=== PROBLEM DETAILS ===
Find each line holding the word "уровня" and give the number of such lines, nothing else.

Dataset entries
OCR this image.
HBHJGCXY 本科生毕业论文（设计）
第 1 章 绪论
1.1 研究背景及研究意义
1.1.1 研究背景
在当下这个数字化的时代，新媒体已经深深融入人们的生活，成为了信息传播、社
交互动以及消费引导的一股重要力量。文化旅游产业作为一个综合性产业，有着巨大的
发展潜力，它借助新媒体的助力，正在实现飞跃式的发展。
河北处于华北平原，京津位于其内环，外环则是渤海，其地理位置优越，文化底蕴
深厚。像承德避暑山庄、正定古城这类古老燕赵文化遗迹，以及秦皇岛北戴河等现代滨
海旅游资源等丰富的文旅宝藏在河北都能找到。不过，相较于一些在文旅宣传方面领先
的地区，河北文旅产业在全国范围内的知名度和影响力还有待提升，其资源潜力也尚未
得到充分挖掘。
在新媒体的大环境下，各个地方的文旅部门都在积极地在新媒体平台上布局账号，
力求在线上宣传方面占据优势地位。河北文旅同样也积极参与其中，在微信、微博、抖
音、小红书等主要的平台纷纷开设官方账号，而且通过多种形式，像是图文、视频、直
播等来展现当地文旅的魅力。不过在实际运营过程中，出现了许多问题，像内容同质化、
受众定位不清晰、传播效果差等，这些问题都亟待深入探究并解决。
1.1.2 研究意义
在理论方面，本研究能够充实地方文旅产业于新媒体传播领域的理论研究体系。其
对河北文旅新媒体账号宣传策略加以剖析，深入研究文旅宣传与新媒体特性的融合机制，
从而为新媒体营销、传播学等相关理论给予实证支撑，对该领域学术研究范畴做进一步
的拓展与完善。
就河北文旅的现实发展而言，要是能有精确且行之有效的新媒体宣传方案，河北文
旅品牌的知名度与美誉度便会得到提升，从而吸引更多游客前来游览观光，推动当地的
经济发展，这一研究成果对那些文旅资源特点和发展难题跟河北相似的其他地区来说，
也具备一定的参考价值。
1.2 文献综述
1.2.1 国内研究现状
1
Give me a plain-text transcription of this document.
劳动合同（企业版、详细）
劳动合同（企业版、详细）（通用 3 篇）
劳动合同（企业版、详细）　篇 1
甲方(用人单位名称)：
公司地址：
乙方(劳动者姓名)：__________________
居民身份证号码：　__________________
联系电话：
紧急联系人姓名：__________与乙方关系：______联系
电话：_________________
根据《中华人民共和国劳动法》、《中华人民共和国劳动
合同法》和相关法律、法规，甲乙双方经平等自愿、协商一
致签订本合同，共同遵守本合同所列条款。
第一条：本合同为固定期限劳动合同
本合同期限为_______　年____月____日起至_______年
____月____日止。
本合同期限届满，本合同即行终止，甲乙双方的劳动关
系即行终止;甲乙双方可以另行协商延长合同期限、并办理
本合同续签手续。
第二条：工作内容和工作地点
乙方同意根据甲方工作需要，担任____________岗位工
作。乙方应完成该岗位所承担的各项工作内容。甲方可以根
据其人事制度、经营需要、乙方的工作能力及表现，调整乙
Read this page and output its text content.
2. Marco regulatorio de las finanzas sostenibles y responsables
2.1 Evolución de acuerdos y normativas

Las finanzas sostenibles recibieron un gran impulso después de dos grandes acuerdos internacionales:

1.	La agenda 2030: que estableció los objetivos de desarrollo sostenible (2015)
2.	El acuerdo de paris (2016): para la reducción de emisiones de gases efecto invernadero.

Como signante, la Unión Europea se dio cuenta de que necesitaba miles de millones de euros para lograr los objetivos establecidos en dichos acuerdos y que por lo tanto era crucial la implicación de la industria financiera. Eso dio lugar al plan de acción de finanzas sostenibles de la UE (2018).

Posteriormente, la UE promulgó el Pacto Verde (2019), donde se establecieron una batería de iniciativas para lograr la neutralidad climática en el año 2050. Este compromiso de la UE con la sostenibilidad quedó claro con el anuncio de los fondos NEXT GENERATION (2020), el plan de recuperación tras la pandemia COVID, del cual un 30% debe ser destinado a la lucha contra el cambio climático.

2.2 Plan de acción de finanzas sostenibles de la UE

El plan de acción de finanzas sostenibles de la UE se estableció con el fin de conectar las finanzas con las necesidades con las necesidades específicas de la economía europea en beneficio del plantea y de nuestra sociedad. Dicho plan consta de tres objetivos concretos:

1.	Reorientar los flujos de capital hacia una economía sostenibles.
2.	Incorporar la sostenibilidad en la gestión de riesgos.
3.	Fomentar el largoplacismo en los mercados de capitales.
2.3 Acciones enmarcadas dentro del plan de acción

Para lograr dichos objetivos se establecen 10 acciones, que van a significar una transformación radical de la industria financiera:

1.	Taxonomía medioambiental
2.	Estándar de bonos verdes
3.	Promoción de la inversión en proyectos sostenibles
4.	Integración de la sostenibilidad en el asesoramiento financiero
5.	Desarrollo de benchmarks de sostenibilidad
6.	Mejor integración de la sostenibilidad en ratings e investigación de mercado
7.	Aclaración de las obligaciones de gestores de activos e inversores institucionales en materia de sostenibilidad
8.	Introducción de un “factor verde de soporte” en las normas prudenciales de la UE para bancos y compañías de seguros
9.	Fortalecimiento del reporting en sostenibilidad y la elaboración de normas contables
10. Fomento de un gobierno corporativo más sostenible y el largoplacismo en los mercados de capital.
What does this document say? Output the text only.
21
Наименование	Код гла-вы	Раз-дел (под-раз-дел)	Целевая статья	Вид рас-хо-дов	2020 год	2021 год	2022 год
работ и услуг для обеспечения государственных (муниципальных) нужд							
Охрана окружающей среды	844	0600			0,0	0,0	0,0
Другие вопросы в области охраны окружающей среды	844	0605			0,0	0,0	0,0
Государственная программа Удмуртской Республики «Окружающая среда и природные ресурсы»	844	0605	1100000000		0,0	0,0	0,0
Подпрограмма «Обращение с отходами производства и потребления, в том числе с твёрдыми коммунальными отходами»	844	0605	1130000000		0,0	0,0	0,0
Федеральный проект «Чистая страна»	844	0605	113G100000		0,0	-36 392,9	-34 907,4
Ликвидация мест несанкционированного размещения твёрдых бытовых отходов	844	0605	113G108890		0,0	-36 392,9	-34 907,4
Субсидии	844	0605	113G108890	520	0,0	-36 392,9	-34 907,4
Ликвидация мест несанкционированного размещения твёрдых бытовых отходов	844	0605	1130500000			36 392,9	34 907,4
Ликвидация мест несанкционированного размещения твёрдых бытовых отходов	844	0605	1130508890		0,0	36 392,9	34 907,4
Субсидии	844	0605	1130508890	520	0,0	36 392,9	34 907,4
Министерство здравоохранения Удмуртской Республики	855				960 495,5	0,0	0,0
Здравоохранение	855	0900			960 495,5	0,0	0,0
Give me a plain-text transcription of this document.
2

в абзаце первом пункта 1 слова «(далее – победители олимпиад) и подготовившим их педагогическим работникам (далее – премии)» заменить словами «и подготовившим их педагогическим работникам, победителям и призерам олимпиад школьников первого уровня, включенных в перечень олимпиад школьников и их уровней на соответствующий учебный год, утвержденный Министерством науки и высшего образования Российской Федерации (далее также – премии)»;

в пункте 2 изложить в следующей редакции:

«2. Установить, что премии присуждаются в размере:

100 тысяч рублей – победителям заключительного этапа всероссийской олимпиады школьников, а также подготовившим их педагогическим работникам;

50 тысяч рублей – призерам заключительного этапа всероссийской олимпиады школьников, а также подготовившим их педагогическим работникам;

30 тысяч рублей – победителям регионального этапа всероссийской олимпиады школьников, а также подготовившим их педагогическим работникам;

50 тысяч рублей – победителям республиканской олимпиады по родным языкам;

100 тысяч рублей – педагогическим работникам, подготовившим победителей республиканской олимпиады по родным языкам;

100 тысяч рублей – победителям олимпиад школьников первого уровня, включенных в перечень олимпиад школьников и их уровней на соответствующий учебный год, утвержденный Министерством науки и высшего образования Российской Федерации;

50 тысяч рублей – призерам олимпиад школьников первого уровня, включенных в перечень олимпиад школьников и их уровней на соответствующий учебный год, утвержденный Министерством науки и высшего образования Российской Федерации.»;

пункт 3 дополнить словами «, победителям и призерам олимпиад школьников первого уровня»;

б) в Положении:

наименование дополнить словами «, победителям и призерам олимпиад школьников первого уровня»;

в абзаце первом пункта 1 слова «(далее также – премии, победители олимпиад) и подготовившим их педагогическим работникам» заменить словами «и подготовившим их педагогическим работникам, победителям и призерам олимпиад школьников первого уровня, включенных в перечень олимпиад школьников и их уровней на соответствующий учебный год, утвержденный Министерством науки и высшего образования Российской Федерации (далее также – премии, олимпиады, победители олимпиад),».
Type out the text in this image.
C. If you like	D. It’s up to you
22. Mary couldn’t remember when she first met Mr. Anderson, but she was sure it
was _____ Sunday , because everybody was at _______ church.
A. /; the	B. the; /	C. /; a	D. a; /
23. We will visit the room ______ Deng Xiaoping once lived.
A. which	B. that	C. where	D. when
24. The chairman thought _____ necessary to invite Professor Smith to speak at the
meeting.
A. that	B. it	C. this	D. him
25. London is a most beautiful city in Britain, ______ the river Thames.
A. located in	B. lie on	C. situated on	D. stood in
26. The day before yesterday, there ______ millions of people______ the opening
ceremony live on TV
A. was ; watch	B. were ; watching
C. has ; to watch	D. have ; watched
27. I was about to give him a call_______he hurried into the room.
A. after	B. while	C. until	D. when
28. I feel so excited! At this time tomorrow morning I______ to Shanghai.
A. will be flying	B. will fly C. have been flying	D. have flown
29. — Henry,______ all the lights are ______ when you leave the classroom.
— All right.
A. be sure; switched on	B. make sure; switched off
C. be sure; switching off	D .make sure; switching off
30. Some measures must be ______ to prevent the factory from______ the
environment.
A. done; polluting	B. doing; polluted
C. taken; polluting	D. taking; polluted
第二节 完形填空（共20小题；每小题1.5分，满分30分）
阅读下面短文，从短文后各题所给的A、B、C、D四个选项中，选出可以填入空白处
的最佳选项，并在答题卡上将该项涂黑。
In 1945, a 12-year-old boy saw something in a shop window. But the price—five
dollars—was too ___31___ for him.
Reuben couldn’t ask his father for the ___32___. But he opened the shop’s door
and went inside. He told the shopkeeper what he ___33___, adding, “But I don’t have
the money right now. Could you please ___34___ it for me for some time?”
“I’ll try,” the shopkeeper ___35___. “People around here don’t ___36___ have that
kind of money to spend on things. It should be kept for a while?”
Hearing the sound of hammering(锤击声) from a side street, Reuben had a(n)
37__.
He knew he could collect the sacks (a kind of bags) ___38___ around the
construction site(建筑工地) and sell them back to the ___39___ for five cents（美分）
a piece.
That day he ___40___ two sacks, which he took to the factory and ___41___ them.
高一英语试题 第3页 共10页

=== EXERCISE RESULT ===
6